TASK STATEMENT: Lines that contain the string "JSON" are to be copied; leave out all others.

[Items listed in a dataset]
*****
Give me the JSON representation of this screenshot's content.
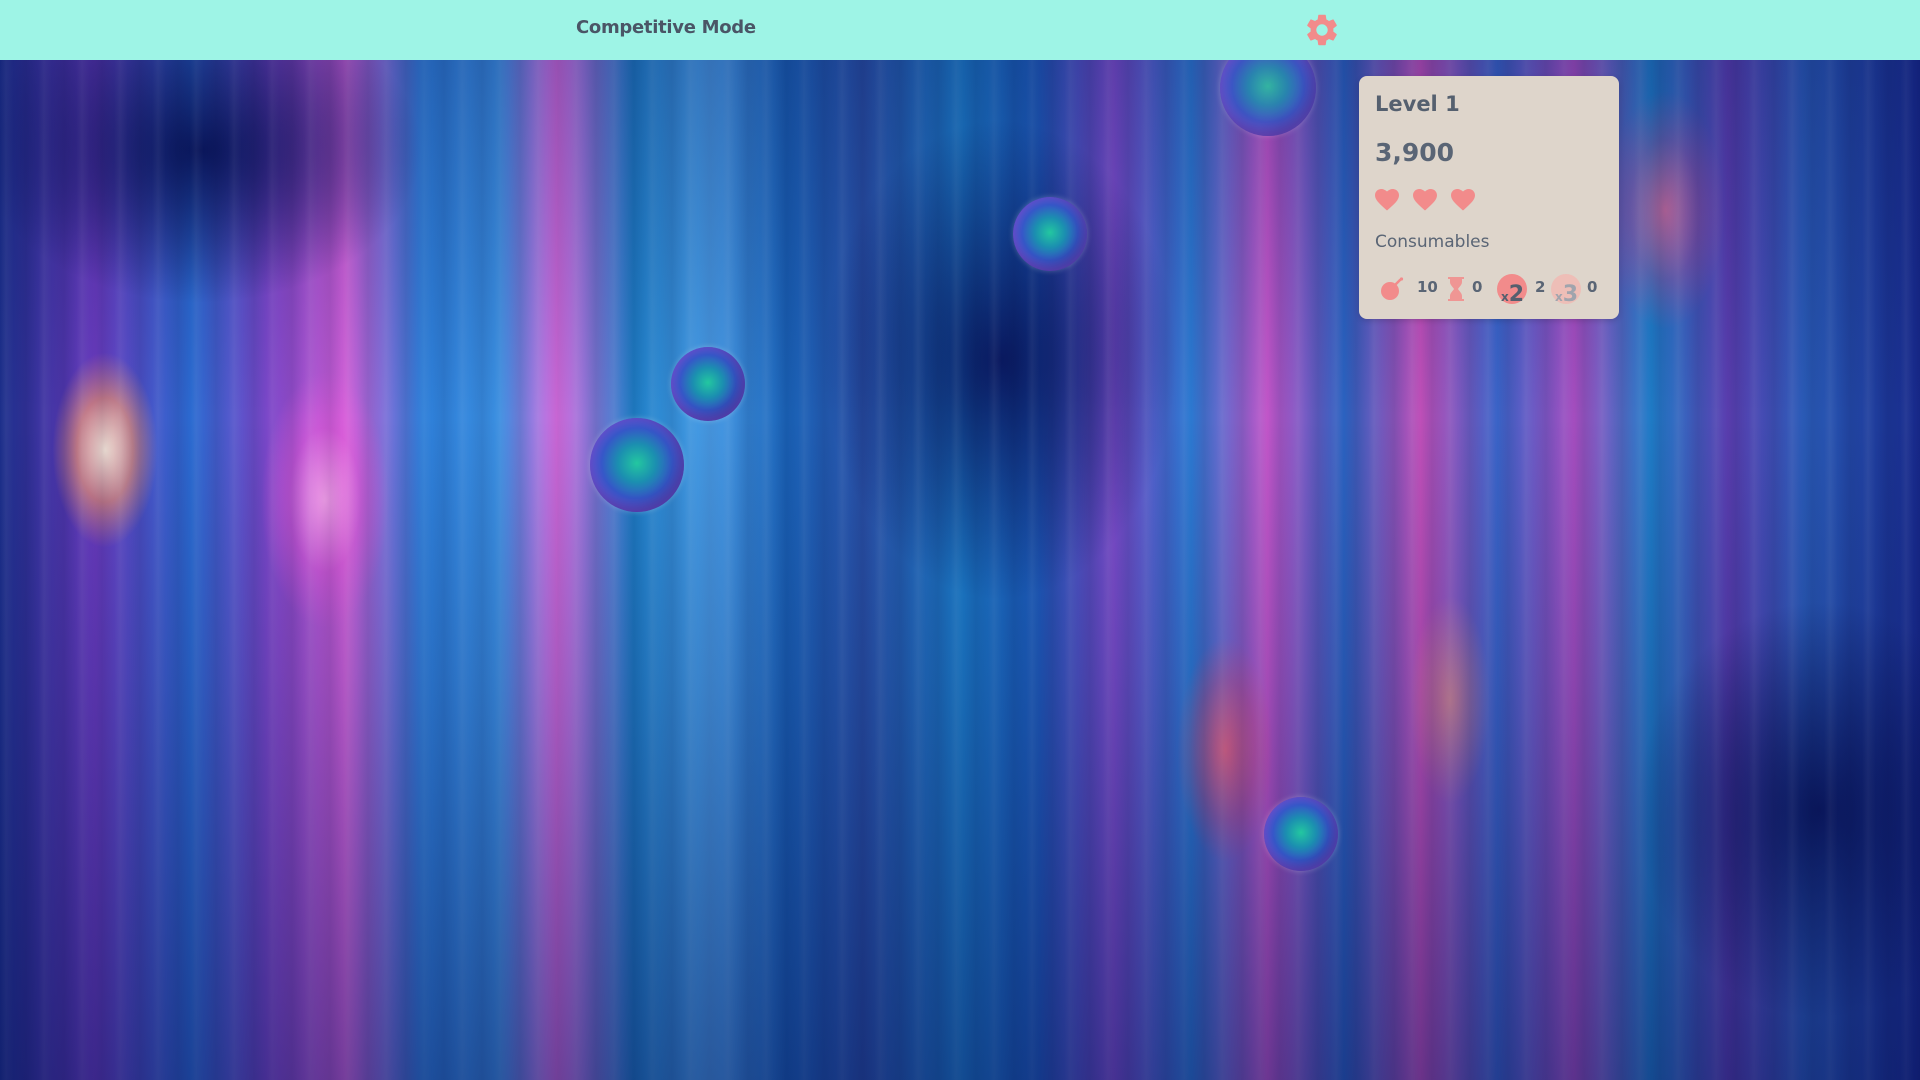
{
  "header": {
    "title": "Competitive Mode",
    "settings_icon": "gear-icon"
  },
  "status_panel": {
    "level": "Level 1",
    "score": "3,900",
    "lives": 3,
    "consumables_label": "Consumables",
    "consumables": [
      {
        "name": "bomb",
        "icon": "bomb-icon",
        "count": "10"
      },
      {
        "name": "hourglass",
        "icon": "hourglass-icon",
        "count": "0"
      },
      {
        "name": "multiplier-x2",
        "icon": "multiplier-x2-icon",
        "label": "2",
        "prefix": "x",
        "count": "2"
      },
      {
        "name": "multiplier-x3",
        "icon": "multiplier-x3-icon",
        "label": "3",
        "prefix": "x",
        "count": "0"
      }
    ]
  },
  "colors": {
    "header_bg": "#9ef4e6",
    "accent": "#f28b8b",
    "panel_bg": "#ded5cb",
    "text": "#55606f"
  }
}
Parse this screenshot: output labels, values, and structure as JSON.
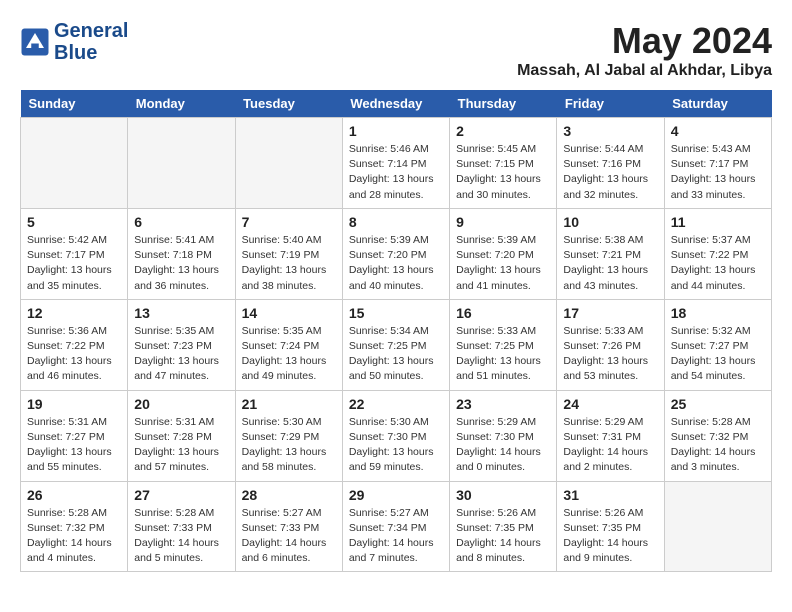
{
  "header": {
    "logo_line1": "General",
    "logo_line2": "Blue",
    "month_year": "May 2024",
    "location": "Massah, Al Jabal al Akhdar, Libya"
  },
  "weekdays": [
    "Sunday",
    "Monday",
    "Tuesday",
    "Wednesday",
    "Thursday",
    "Friday",
    "Saturday"
  ],
  "weeks": [
    {
      "shaded": false,
      "days": [
        {
          "num": "",
          "empty": true
        },
        {
          "num": "",
          "empty": true
        },
        {
          "num": "",
          "empty": true
        },
        {
          "num": "1",
          "sunrise": "5:46 AM",
          "sunset": "7:14 PM",
          "daylight": "13 hours and 28 minutes."
        },
        {
          "num": "2",
          "sunrise": "5:45 AM",
          "sunset": "7:15 PM",
          "daylight": "13 hours and 30 minutes."
        },
        {
          "num": "3",
          "sunrise": "5:44 AM",
          "sunset": "7:16 PM",
          "daylight": "13 hours and 32 minutes."
        },
        {
          "num": "4",
          "sunrise": "5:43 AM",
          "sunset": "7:17 PM",
          "daylight": "13 hours and 33 minutes."
        }
      ]
    },
    {
      "shaded": true,
      "days": [
        {
          "num": "5",
          "sunrise": "5:42 AM",
          "sunset": "7:17 PM",
          "daylight": "13 hours and 35 minutes."
        },
        {
          "num": "6",
          "sunrise": "5:41 AM",
          "sunset": "7:18 PM",
          "daylight": "13 hours and 36 minutes."
        },
        {
          "num": "7",
          "sunrise": "5:40 AM",
          "sunset": "7:19 PM",
          "daylight": "13 hours and 38 minutes."
        },
        {
          "num": "8",
          "sunrise": "5:39 AM",
          "sunset": "7:20 PM",
          "daylight": "13 hours and 40 minutes."
        },
        {
          "num": "9",
          "sunrise": "5:39 AM",
          "sunset": "7:20 PM",
          "daylight": "13 hours and 41 minutes."
        },
        {
          "num": "10",
          "sunrise": "5:38 AM",
          "sunset": "7:21 PM",
          "daylight": "13 hours and 43 minutes."
        },
        {
          "num": "11",
          "sunrise": "5:37 AM",
          "sunset": "7:22 PM",
          "daylight": "13 hours and 44 minutes."
        }
      ]
    },
    {
      "shaded": false,
      "days": [
        {
          "num": "12",
          "sunrise": "5:36 AM",
          "sunset": "7:22 PM",
          "daylight": "13 hours and 46 minutes."
        },
        {
          "num": "13",
          "sunrise": "5:35 AM",
          "sunset": "7:23 PM",
          "daylight": "13 hours and 47 minutes."
        },
        {
          "num": "14",
          "sunrise": "5:35 AM",
          "sunset": "7:24 PM",
          "daylight": "13 hours and 49 minutes."
        },
        {
          "num": "15",
          "sunrise": "5:34 AM",
          "sunset": "7:25 PM",
          "daylight": "13 hours and 50 minutes."
        },
        {
          "num": "16",
          "sunrise": "5:33 AM",
          "sunset": "7:25 PM",
          "daylight": "13 hours and 51 minutes."
        },
        {
          "num": "17",
          "sunrise": "5:33 AM",
          "sunset": "7:26 PM",
          "daylight": "13 hours and 53 minutes."
        },
        {
          "num": "18",
          "sunrise": "5:32 AM",
          "sunset": "7:27 PM",
          "daylight": "13 hours and 54 minutes."
        }
      ]
    },
    {
      "shaded": true,
      "days": [
        {
          "num": "19",
          "sunrise": "5:31 AM",
          "sunset": "7:27 PM",
          "daylight": "13 hours and 55 minutes."
        },
        {
          "num": "20",
          "sunrise": "5:31 AM",
          "sunset": "7:28 PM",
          "daylight": "13 hours and 57 minutes."
        },
        {
          "num": "21",
          "sunrise": "5:30 AM",
          "sunset": "7:29 PM",
          "daylight": "13 hours and 58 minutes."
        },
        {
          "num": "22",
          "sunrise": "5:30 AM",
          "sunset": "7:30 PM",
          "daylight": "13 hours and 59 minutes."
        },
        {
          "num": "23",
          "sunrise": "5:29 AM",
          "sunset": "7:30 PM",
          "daylight": "14 hours and 0 minutes."
        },
        {
          "num": "24",
          "sunrise": "5:29 AM",
          "sunset": "7:31 PM",
          "daylight": "14 hours and 2 minutes."
        },
        {
          "num": "25",
          "sunrise": "5:28 AM",
          "sunset": "7:32 PM",
          "daylight": "14 hours and 3 minutes."
        }
      ]
    },
    {
      "shaded": false,
      "days": [
        {
          "num": "26",
          "sunrise": "5:28 AM",
          "sunset": "7:32 PM",
          "daylight": "14 hours and 4 minutes."
        },
        {
          "num": "27",
          "sunrise": "5:28 AM",
          "sunset": "7:33 PM",
          "daylight": "14 hours and 5 minutes."
        },
        {
          "num": "28",
          "sunrise": "5:27 AM",
          "sunset": "7:33 PM",
          "daylight": "14 hours and 6 minutes."
        },
        {
          "num": "29",
          "sunrise": "5:27 AM",
          "sunset": "7:34 PM",
          "daylight": "14 hours and 7 minutes."
        },
        {
          "num": "30",
          "sunrise": "5:26 AM",
          "sunset": "7:35 PM",
          "daylight": "14 hours and 8 minutes."
        },
        {
          "num": "31",
          "sunrise": "5:26 AM",
          "sunset": "7:35 PM",
          "daylight": "14 hours and 9 minutes."
        },
        {
          "num": "",
          "empty": true
        }
      ]
    }
  ]
}
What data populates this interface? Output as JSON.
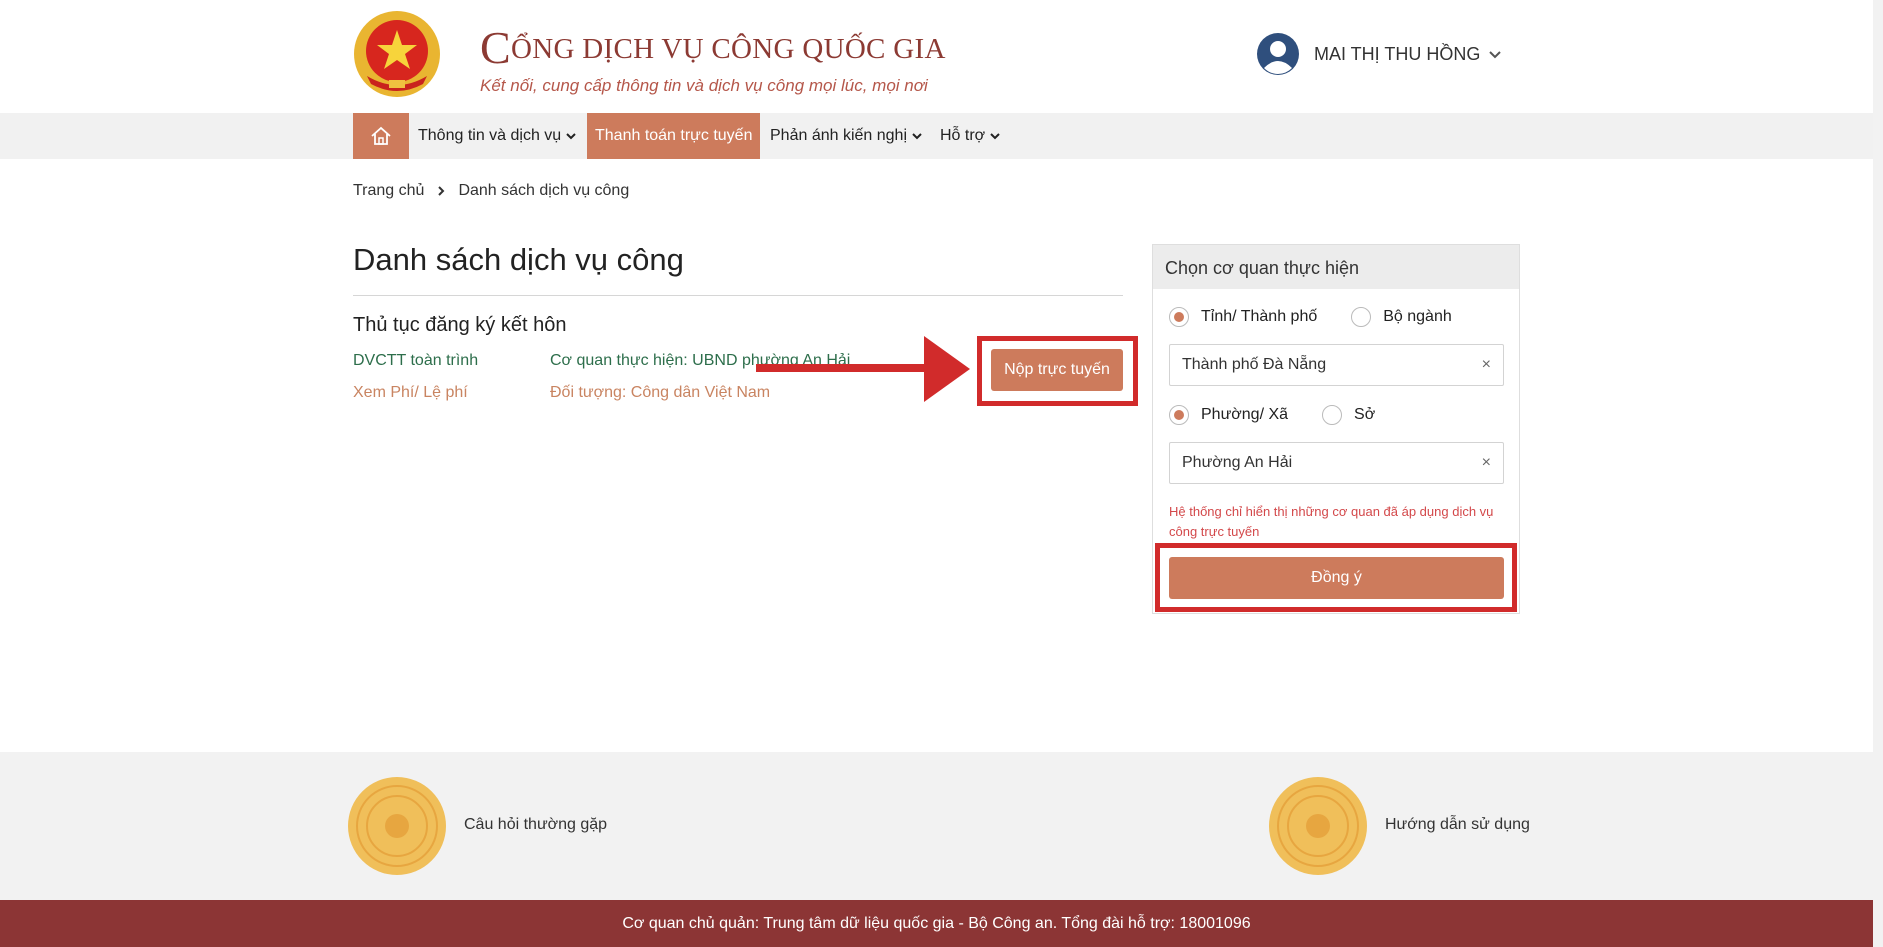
*****
WRITTEN RESPONSE:
Give me the JSON representation of this screenshot's content.
Parse this screenshot: output labels, values, and structure as JSON.
What data populates this interface? Output as JSON.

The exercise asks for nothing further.